* DATA PROVIDED *
———

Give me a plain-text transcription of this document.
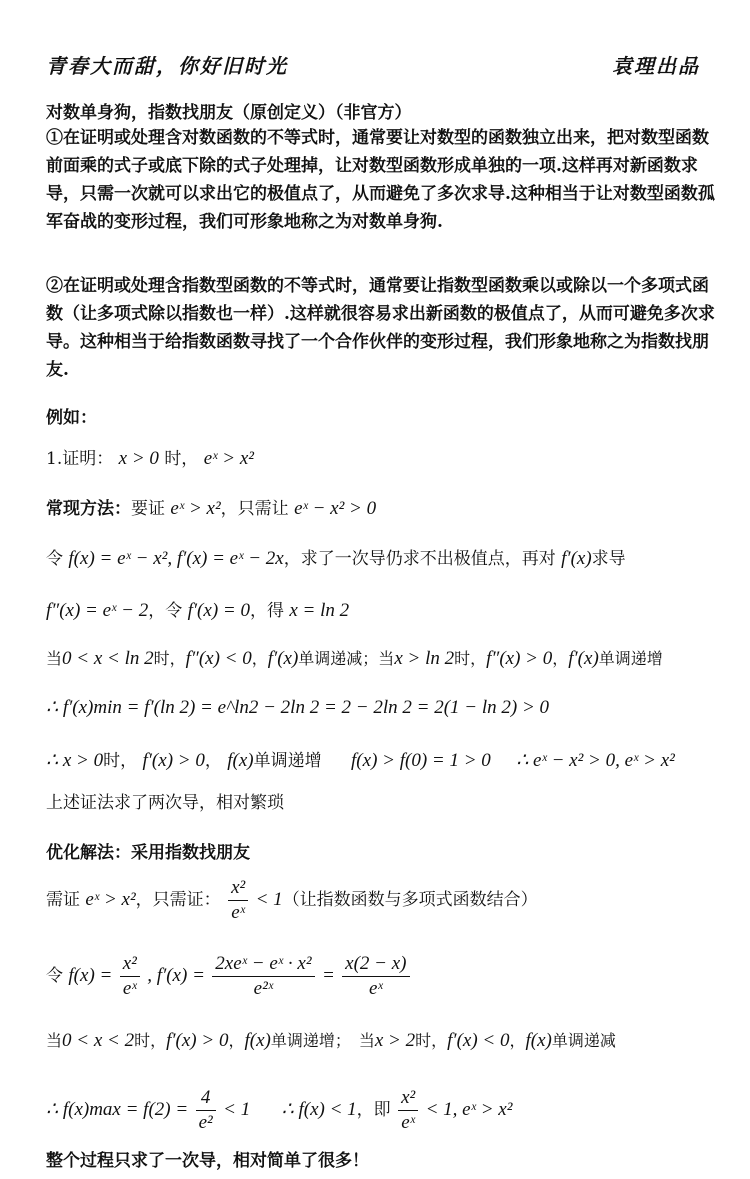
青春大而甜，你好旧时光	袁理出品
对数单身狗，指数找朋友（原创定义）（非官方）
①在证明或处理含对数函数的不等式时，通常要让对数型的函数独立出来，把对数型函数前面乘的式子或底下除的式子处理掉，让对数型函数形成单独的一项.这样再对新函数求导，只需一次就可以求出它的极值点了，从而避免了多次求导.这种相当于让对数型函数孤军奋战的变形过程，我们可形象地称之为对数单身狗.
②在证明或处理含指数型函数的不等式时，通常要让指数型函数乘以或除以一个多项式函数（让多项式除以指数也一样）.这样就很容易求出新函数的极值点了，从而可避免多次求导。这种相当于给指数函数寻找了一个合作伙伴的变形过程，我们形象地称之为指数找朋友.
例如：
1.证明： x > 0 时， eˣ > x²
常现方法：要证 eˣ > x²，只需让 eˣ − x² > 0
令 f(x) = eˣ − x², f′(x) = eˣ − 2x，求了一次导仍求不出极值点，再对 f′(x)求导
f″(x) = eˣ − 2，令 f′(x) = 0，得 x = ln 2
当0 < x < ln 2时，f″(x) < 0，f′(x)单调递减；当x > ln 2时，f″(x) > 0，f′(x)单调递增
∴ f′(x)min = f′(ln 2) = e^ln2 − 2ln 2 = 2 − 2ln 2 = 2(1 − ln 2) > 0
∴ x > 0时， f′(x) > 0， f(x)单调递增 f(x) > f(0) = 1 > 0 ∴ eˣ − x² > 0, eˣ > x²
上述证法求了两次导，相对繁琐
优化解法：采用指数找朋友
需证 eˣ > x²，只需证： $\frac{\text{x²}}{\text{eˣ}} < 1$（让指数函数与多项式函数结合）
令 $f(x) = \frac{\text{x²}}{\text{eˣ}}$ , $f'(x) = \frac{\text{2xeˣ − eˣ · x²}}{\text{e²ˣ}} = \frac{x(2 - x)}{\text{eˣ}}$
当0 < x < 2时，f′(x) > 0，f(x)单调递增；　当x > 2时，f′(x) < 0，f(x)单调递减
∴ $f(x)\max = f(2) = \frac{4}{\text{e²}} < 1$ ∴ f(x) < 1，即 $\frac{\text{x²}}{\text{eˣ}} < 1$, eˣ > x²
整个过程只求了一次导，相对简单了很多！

———

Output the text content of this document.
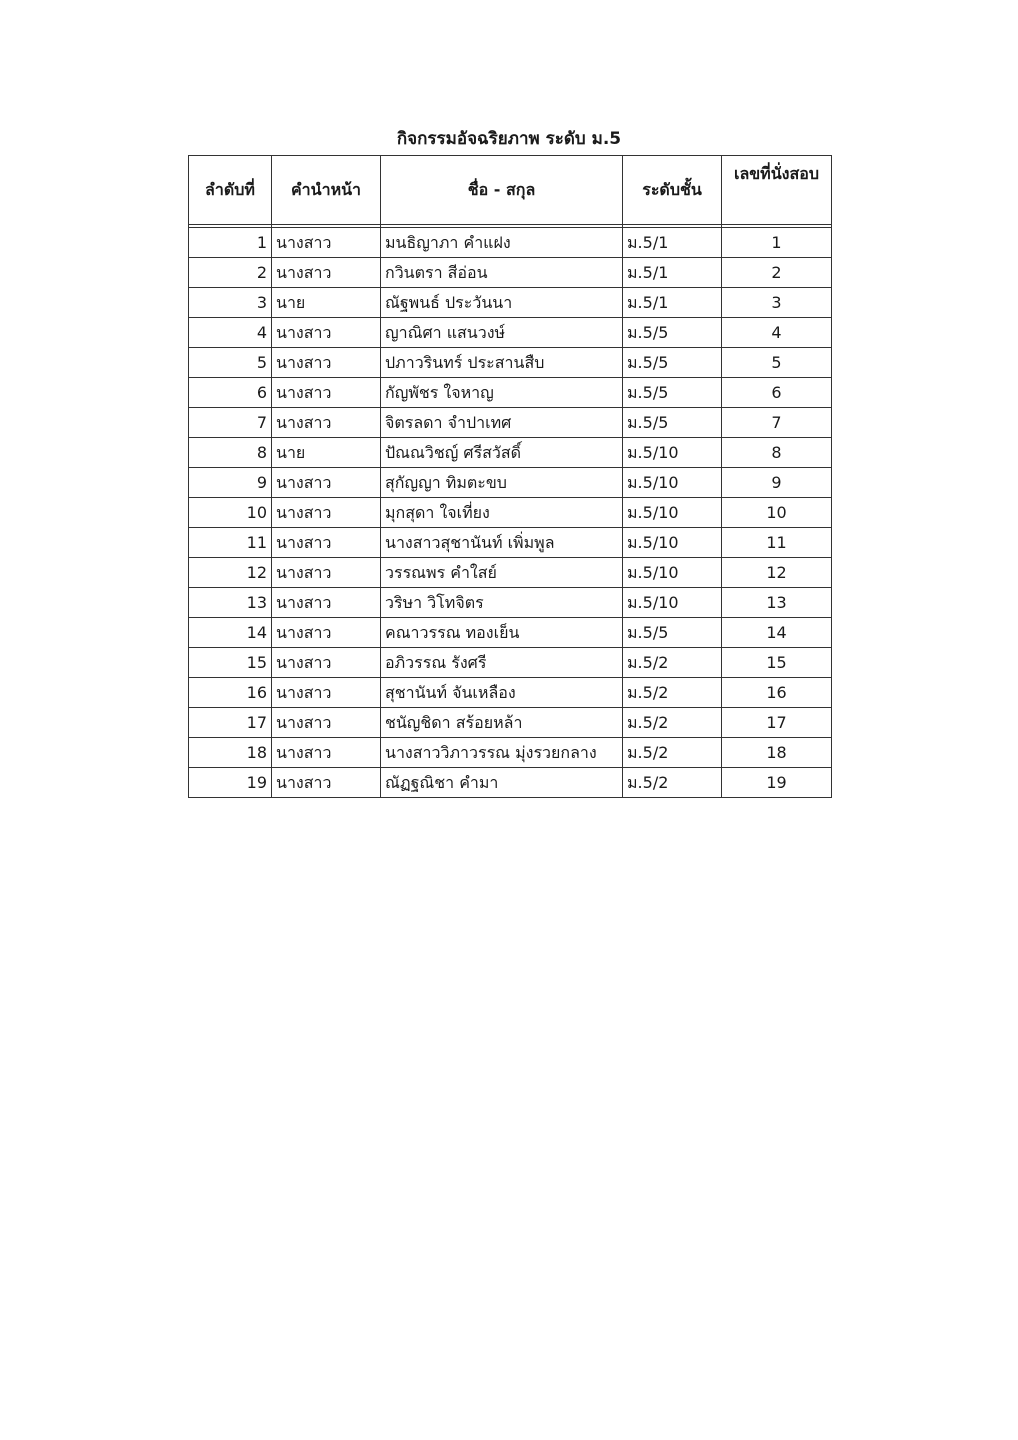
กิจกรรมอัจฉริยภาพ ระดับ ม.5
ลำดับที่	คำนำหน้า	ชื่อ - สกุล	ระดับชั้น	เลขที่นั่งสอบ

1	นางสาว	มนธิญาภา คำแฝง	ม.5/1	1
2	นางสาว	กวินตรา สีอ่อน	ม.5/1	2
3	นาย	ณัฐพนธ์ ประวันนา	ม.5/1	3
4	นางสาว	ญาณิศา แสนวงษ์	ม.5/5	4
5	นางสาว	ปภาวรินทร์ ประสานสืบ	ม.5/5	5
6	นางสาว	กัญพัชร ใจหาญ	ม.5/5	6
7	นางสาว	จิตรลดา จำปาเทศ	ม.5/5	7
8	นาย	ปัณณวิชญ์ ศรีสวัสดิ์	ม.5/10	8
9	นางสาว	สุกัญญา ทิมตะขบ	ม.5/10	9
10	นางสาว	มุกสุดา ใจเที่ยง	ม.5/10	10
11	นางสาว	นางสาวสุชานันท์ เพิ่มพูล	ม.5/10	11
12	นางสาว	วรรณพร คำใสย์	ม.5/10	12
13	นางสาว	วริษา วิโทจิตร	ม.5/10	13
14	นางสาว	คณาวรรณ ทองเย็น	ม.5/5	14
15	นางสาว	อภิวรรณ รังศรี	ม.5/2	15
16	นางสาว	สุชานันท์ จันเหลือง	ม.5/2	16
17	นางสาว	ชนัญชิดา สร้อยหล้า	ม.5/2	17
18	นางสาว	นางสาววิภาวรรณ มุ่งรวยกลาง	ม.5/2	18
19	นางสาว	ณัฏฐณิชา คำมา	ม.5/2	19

———

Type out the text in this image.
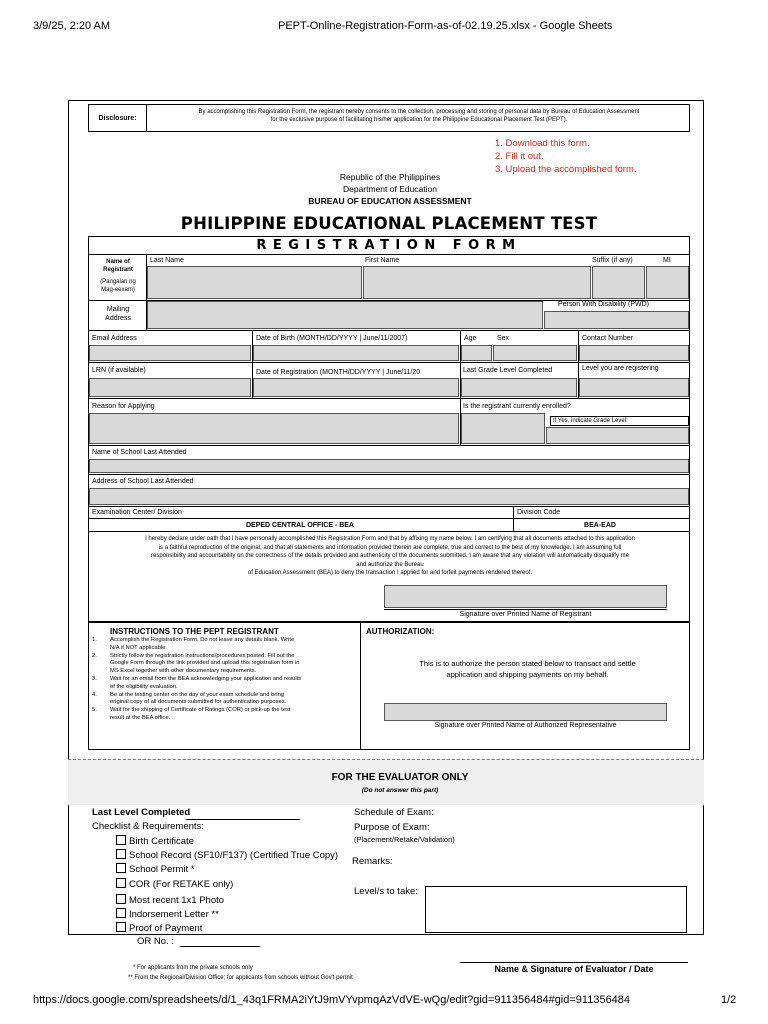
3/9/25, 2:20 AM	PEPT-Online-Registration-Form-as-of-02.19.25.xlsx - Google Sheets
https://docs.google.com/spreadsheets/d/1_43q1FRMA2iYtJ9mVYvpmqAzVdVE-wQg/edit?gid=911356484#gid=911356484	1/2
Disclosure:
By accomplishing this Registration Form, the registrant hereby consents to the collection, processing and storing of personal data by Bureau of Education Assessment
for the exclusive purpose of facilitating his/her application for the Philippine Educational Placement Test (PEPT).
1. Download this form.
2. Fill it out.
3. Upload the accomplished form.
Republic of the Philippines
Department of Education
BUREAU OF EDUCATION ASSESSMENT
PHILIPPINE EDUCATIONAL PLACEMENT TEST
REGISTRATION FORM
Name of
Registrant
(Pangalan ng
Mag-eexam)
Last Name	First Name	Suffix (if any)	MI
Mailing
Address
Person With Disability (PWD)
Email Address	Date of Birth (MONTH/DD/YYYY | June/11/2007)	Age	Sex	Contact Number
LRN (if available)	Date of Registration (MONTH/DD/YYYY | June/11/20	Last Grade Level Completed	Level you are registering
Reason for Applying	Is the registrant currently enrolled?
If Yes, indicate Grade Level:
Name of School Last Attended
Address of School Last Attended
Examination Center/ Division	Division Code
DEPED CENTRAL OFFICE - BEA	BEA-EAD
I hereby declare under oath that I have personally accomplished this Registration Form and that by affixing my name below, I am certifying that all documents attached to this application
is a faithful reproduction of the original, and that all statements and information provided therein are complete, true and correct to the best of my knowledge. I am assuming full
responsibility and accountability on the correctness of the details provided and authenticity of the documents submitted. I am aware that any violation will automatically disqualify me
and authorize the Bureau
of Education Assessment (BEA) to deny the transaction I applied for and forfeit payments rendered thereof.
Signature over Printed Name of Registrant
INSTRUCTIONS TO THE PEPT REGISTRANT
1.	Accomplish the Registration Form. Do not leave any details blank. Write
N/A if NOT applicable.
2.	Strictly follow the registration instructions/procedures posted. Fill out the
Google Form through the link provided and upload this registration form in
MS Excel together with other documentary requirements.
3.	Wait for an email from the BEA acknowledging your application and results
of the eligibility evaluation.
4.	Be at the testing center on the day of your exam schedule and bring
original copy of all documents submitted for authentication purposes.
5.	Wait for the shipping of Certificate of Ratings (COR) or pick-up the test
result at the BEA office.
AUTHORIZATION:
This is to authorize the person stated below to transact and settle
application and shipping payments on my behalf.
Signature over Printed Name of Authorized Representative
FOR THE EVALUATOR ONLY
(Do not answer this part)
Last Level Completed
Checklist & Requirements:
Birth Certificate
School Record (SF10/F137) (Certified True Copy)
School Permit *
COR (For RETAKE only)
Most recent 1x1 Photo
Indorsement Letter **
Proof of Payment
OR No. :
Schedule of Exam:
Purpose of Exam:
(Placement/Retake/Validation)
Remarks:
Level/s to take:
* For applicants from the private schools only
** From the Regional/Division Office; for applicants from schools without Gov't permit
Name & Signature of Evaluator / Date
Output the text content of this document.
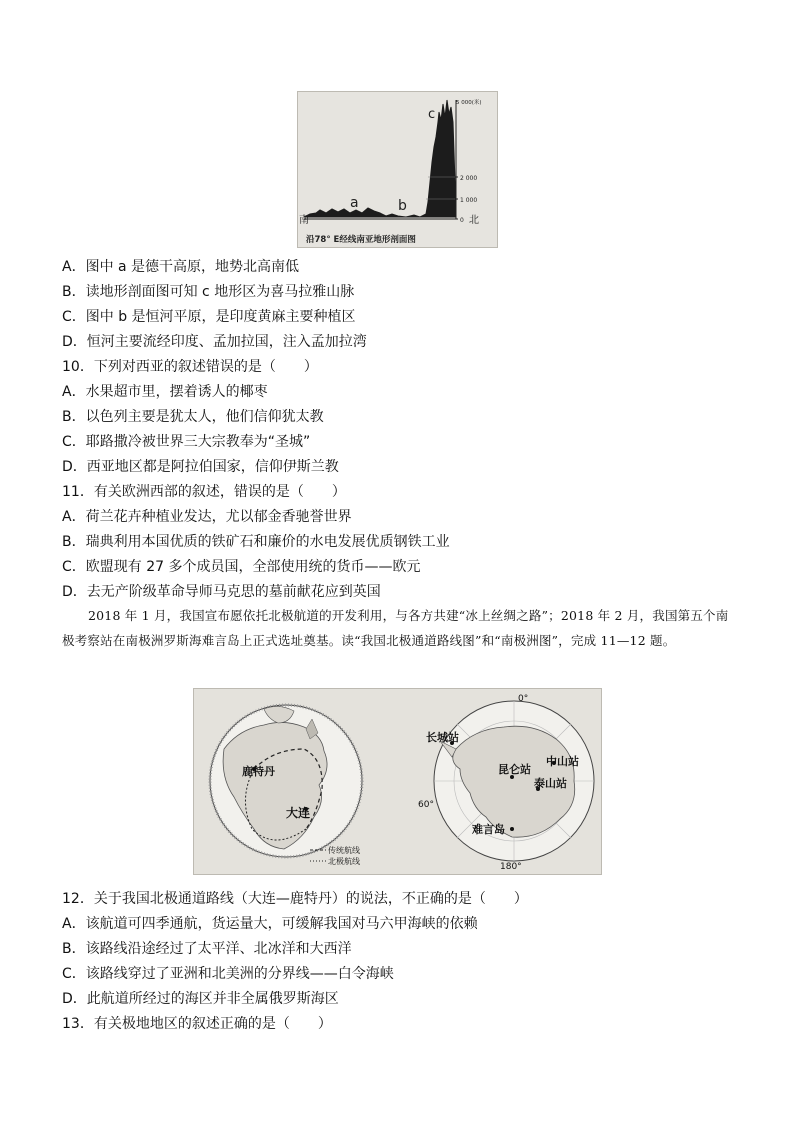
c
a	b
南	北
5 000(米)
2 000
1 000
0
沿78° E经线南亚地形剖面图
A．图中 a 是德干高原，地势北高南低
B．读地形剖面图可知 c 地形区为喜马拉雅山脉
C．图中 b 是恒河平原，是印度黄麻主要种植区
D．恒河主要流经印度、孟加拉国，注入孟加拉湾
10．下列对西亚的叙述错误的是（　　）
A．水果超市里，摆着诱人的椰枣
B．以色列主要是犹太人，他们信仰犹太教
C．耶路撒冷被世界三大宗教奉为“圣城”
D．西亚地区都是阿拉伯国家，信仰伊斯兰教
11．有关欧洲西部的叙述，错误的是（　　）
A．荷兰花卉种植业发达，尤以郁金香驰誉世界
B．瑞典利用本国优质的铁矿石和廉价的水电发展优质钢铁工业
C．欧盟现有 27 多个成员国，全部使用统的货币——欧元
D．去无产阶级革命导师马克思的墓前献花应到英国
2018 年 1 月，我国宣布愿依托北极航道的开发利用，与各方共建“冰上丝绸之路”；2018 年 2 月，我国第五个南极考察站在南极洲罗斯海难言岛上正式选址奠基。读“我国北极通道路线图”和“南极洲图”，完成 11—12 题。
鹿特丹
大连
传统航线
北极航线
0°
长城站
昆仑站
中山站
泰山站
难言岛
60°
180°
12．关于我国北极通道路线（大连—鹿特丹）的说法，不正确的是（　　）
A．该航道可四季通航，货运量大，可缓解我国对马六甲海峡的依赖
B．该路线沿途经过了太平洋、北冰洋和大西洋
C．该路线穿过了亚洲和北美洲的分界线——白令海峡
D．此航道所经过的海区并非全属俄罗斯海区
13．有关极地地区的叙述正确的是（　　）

———

* TO DO *
Pick out and copy every line that contains the word "schools".

* SOLVED EXERCISE *
* For applicants from the private schools only
** From the Regional/Division Office; for applicants from schools without Gov't permit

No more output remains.